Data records
-*-

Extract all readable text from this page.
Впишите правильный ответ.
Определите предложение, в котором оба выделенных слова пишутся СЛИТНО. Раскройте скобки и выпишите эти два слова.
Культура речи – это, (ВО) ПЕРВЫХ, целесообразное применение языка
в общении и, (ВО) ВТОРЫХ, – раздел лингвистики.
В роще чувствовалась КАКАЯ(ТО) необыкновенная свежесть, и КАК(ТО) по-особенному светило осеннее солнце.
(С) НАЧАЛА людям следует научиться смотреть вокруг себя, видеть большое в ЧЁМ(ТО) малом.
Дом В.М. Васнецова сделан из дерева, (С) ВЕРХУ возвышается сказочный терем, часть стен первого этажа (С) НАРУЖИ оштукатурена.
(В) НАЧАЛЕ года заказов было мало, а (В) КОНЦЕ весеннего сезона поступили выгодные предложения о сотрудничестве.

-*-

EXERCISE INSTRUCTIONS → Repeat the records above exactly.

TASK RESULT →
Extract all readable text from this page.
Впишите правильный ответ.
Определите предложение, в котором оба выделенных слова пишутся СЛИТНО. Раскройте скобки и выпишите эти два слова.
Культура речи – это, (ВО) ПЕРВЫХ, целесообразное применение языка
в общении и, (ВО) ВТОРЫХ, – раздел лингвистики.
В роще чувствовалась КАКАЯ(ТО) необыкновенная свежесть, и КАК(ТО) по-особенному светило осеннее солнце.
(С) НАЧАЛА людям следует научиться смотреть вокруг себя, видеть большое в ЧЁМ(ТО) малом.
Дом В.М. Васнецова сделан из дерева, (С) ВЕРХУ возвышается сказочный терем, часть стен первого этажа (С) НАРУЖИ оштукатурена.
(В) НАЧАЛЕ года заказов было мало, а (В) КОНЦЕ весеннего сезона поступили выгодные предложения о сотрудничестве.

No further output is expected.